• _Document page transcript entries_
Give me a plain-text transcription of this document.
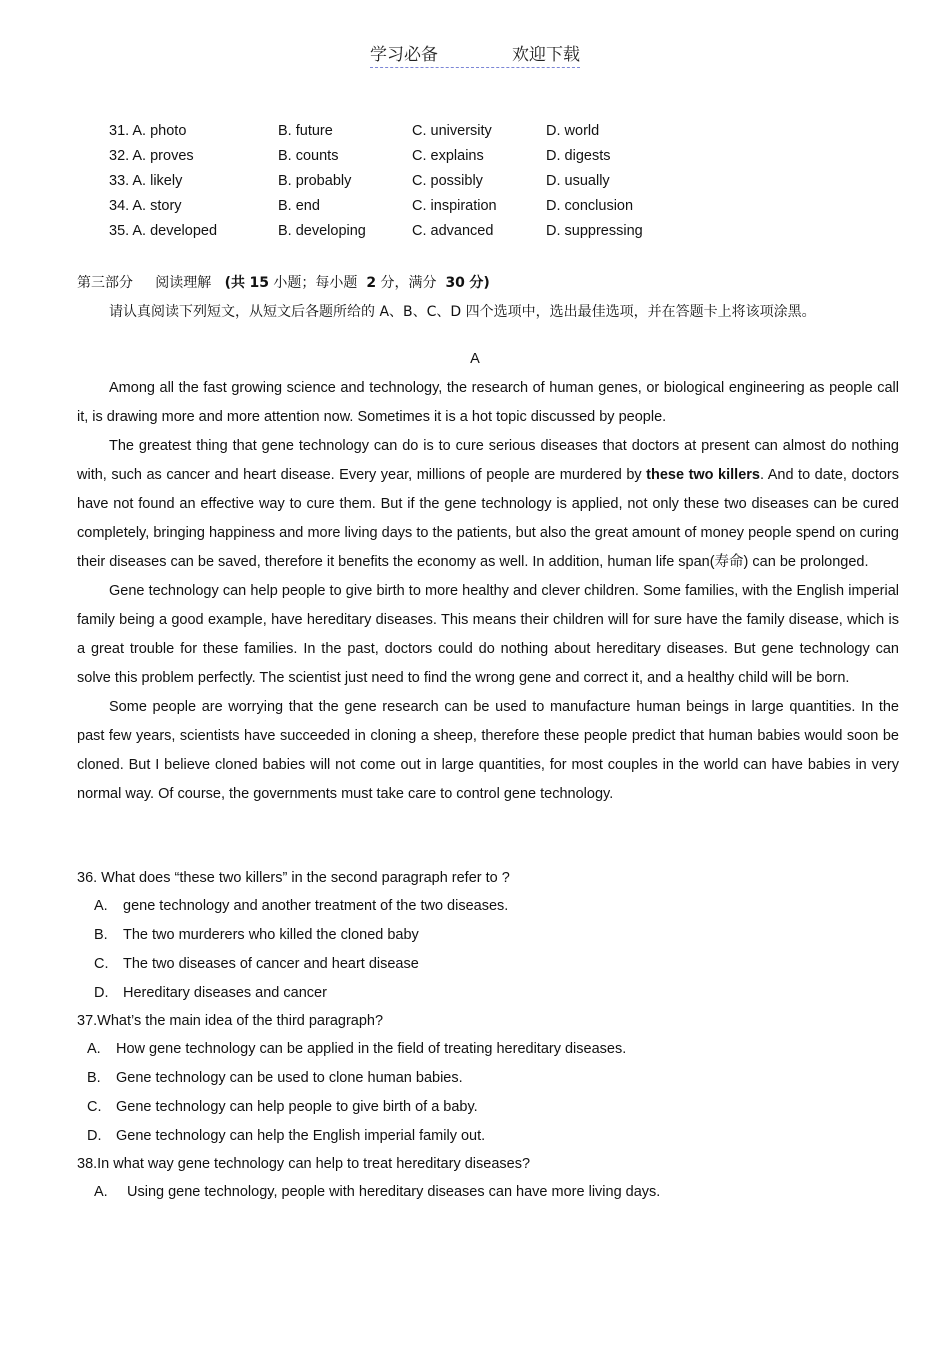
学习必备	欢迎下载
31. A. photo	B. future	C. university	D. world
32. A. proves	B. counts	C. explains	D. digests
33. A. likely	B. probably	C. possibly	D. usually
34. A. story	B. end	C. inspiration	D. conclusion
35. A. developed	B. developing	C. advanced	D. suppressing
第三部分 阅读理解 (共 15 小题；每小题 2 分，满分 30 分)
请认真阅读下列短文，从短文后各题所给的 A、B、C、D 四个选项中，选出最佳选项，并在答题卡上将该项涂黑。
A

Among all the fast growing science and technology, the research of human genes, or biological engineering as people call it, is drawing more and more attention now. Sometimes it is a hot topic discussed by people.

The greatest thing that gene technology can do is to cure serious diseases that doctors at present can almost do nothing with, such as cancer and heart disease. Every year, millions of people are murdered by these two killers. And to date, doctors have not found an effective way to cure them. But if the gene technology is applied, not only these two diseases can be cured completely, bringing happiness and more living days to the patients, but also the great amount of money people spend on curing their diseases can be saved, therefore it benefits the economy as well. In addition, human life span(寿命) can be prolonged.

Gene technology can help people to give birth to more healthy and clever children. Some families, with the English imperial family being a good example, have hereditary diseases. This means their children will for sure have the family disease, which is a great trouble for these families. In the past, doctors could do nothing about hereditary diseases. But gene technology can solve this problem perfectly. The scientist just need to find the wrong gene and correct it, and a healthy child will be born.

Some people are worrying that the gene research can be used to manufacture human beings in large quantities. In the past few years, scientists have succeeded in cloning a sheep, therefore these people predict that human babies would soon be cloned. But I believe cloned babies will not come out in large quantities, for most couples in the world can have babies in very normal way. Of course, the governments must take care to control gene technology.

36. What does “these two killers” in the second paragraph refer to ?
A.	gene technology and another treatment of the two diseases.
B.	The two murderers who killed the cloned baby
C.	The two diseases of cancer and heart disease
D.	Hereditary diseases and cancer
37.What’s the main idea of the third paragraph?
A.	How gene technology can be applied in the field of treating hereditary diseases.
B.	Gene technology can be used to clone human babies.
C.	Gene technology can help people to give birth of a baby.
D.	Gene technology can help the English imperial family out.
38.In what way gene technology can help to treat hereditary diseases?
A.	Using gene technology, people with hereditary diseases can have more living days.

==

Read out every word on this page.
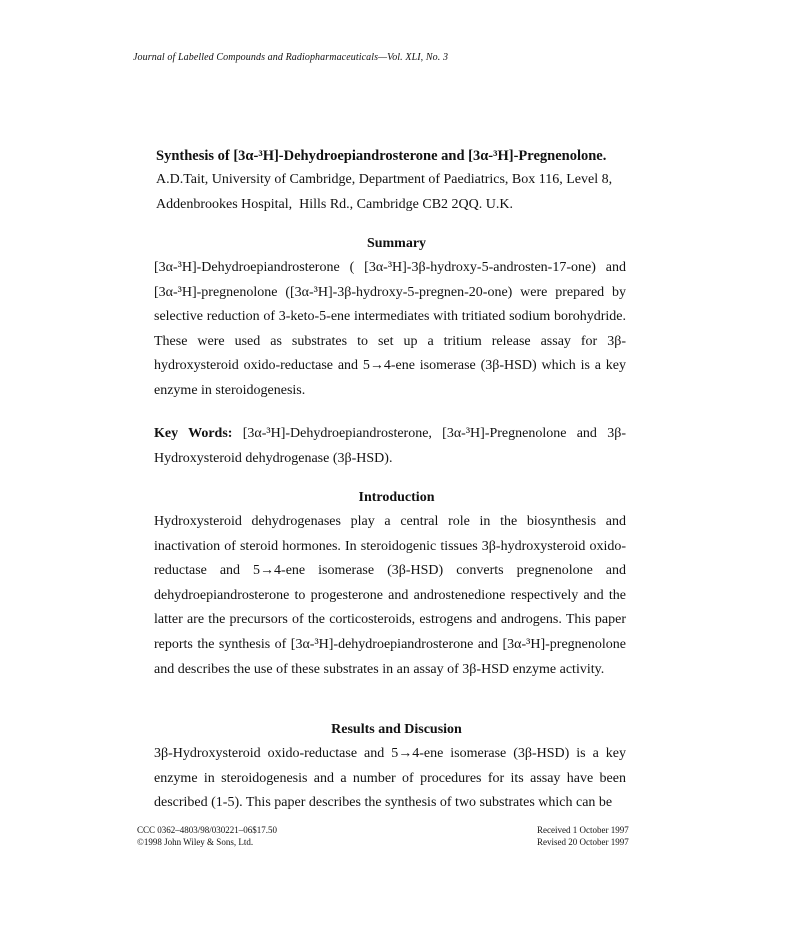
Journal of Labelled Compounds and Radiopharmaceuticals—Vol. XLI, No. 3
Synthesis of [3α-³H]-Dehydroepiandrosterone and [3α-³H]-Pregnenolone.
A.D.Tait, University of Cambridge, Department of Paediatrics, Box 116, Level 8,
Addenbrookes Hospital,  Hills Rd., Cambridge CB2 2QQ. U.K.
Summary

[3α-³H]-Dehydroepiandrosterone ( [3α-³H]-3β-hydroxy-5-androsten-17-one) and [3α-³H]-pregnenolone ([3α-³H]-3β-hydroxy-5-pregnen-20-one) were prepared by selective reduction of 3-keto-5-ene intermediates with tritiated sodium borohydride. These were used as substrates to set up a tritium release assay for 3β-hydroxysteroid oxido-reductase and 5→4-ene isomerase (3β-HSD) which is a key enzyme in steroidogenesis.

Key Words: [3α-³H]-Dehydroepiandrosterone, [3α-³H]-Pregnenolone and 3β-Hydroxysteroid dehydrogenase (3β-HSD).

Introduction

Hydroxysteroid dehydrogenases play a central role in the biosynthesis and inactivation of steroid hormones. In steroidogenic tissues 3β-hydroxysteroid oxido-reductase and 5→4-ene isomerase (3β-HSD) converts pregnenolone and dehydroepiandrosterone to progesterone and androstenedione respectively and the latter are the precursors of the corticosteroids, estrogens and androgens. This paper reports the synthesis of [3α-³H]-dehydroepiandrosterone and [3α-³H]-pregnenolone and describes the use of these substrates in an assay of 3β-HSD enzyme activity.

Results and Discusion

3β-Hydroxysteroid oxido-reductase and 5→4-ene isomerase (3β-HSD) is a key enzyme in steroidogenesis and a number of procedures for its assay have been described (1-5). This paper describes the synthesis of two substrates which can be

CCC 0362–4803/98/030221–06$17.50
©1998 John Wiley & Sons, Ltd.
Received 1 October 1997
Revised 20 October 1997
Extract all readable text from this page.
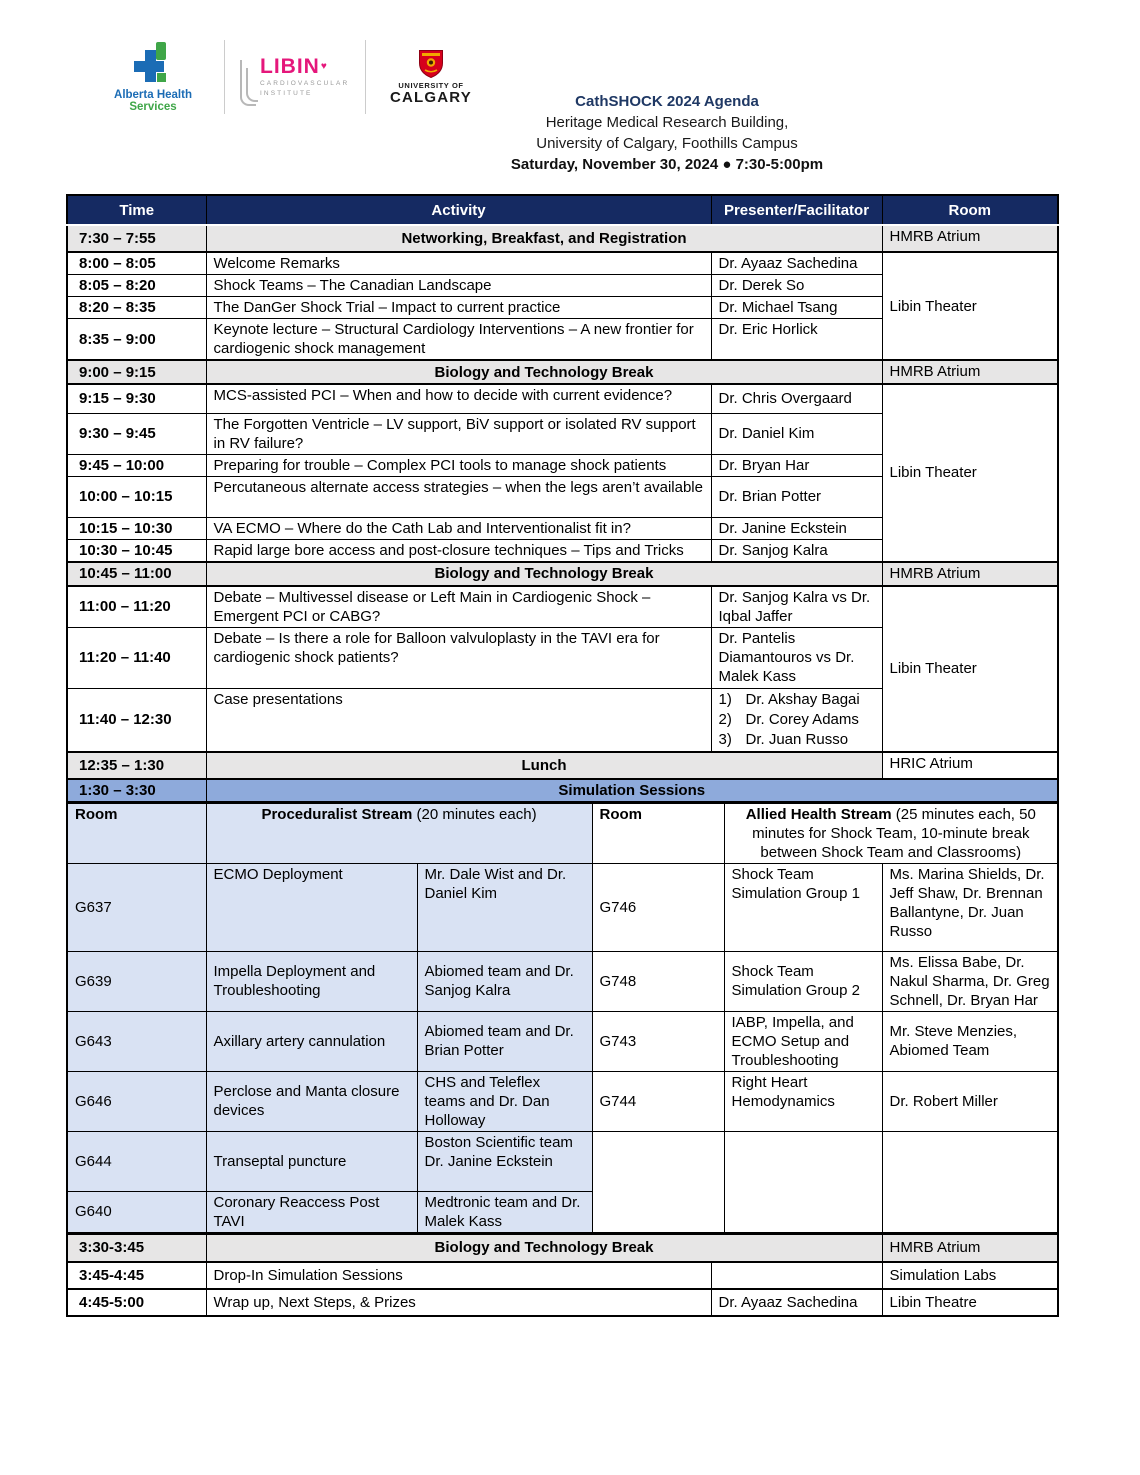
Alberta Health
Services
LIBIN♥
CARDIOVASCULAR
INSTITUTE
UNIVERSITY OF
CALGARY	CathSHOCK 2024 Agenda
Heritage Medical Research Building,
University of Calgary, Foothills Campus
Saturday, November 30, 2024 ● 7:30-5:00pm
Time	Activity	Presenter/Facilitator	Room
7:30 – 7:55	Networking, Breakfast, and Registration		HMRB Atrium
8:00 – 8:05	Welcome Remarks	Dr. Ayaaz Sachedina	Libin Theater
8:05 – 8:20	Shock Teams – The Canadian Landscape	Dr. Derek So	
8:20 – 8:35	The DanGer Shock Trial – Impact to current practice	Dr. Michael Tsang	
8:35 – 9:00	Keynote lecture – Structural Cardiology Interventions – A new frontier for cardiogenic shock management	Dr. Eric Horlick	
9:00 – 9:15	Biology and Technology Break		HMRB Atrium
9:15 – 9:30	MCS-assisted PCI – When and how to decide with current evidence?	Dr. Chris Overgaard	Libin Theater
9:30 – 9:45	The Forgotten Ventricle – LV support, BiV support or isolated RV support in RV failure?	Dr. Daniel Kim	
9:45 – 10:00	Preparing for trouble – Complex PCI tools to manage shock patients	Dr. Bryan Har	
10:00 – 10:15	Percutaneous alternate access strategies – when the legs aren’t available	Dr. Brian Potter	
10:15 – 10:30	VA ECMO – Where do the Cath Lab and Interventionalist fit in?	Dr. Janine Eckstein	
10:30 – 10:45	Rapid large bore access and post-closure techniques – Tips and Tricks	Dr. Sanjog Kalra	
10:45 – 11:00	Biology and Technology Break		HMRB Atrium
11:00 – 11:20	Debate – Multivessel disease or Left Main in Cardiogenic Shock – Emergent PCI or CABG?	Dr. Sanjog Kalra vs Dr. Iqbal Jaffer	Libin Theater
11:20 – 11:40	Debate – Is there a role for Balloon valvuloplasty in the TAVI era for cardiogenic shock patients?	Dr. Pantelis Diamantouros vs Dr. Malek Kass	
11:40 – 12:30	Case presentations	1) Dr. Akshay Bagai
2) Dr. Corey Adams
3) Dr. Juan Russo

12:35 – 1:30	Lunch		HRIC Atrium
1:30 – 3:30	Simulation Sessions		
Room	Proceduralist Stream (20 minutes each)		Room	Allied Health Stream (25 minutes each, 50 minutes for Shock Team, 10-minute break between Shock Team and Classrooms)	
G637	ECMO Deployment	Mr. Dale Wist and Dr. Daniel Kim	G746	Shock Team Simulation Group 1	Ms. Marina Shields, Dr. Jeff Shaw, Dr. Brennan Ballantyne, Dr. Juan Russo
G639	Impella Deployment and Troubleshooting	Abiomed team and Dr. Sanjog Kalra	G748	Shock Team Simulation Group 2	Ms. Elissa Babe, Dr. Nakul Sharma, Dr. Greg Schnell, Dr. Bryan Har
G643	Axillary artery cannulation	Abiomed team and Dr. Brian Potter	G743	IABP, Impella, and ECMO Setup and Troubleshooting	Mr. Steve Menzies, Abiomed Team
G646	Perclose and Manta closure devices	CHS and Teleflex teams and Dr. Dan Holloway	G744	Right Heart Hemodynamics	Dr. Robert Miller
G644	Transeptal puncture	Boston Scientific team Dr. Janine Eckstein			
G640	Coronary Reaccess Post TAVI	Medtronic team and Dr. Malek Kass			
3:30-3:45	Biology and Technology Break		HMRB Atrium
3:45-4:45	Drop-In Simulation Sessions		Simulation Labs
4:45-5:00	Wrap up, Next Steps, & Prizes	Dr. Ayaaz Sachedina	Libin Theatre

• _What is required_
From the data, list each line in which the string "October" appears.

• _Exercise solution_
Received 1 October 1997
Revised 20 October 1997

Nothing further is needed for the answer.